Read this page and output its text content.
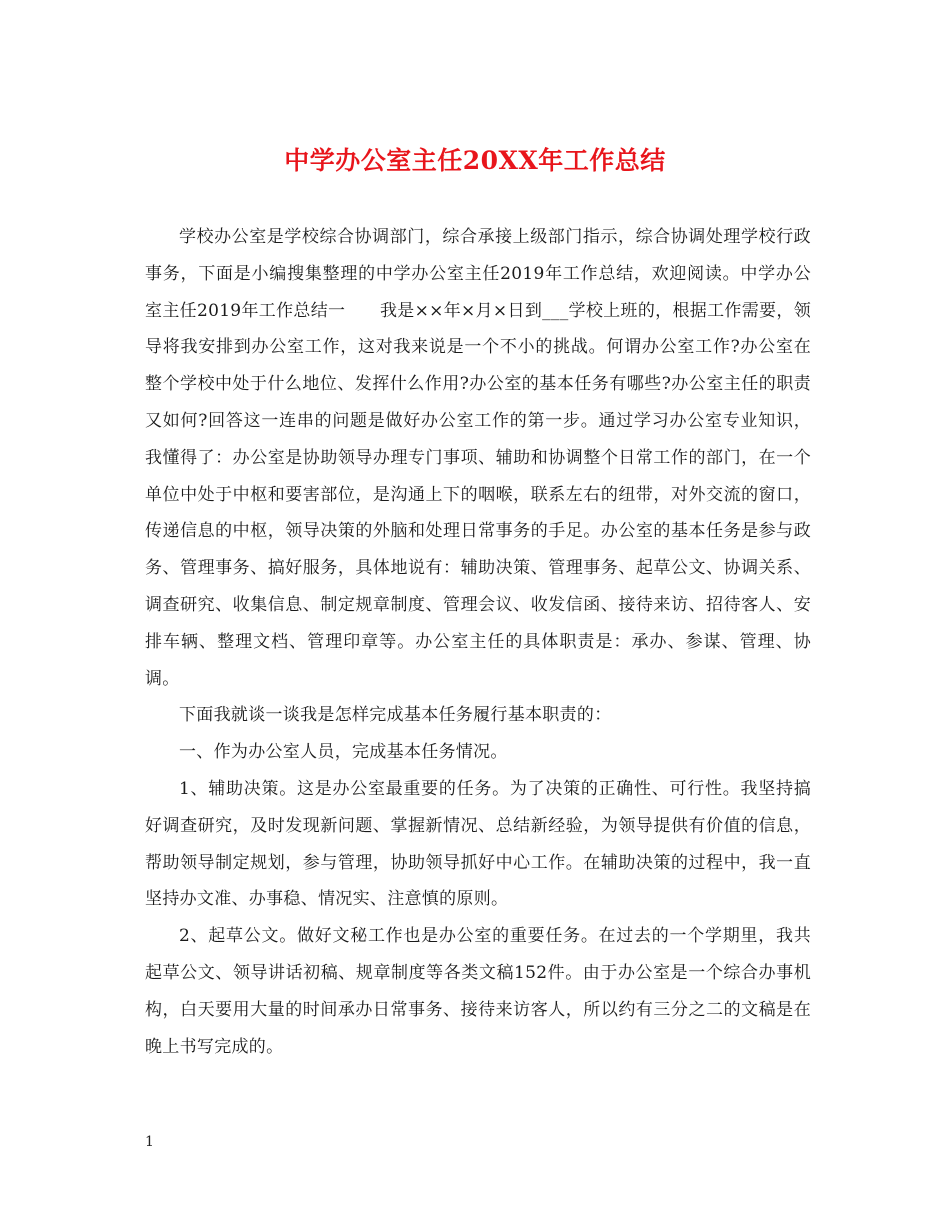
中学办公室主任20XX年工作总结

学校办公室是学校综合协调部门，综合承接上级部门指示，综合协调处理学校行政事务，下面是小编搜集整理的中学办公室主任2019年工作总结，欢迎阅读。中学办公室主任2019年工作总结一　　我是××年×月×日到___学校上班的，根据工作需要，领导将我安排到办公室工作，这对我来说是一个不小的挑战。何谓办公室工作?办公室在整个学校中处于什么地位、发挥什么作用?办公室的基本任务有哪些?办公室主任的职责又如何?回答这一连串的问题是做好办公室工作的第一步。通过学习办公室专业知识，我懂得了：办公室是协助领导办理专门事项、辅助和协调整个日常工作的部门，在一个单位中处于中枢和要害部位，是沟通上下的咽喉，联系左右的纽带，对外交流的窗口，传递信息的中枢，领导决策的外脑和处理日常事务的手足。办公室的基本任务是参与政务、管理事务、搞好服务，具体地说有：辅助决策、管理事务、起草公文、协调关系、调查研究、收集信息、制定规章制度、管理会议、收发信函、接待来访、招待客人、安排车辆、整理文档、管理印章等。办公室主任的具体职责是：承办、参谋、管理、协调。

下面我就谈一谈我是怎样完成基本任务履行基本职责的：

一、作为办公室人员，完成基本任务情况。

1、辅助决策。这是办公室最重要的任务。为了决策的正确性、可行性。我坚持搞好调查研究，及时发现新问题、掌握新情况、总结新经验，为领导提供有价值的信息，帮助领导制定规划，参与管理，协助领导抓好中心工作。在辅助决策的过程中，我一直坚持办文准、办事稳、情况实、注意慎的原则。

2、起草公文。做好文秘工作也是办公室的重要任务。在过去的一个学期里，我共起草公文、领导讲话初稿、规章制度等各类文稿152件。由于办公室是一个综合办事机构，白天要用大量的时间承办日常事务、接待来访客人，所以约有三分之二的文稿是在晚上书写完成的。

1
################
▶ **The task**
Transcribe the records above exactly, leaving out every picture.

▶ **Problem solution**
Read this page and output its text content.
中学办公室主任20XX年工作总结

学校办公室是学校综合协调部门，综合承接上级部门指示，综合协调处理学校行政事务，下面是小编搜集整理的中学办公室主任2019年工作总结，欢迎阅读。中学办公室主任2019年工作总结一　　我是××年×月×日到___学校上班的，根据工作需要，领导将我安排到办公室工作，这对我来说是一个不小的挑战。何谓办公室工作?办公室在整个学校中处于什么地位、发挥什么作用?办公室的基本任务有哪些?办公室主任的职责又如何?回答这一连串的问题是做好办公室工作的第一步。通过学习办公室专业知识，我懂得了：办公室是协助领导办理专门事项、辅助和协调整个日常工作的部门，在一个单位中处于中枢和要害部位，是沟通上下的咽喉，联系左右的纽带，对外交流的窗口，传递信息的中枢，领导决策的外脑和处理日常事务的手足。办公室的基本任务是参与政务、管理事务、搞好服务，具体地说有：辅助决策、管理事务、起草公文、协调关系、调查研究、收集信息、制定规章制度、管理会议、收发信函、接待来访、招待客人、安排车辆、整理文档、管理印章等。办公室主任的具体职责是：承办、参谋、管理、协调。

下面我就谈一谈我是怎样完成基本任务履行基本职责的：

一、作为办公室人员，完成基本任务情况。

1、辅助决策。这是办公室最重要的任务。为了决策的正确性、可行性。我坚持搞好调查研究，及时发现新问题、掌握新情况、总结新经验，为领导提供有价值的信息，帮助领导制定规划，参与管理，协助领导抓好中心工作。在辅助决策的过程中，我一直坚持办文准、办事稳、情况实、注意慎的原则。

2、起草公文。做好文秘工作也是办公室的重要任务。在过去的一个学期里，我共起草公文、领导讲话初稿、规章制度等各类文稿152件。由于办公室是一个综合办事机构，白天要用大量的时间承办日常事务、接待来访客人，所以约有三分之二的文稿是在晚上书写完成的。

1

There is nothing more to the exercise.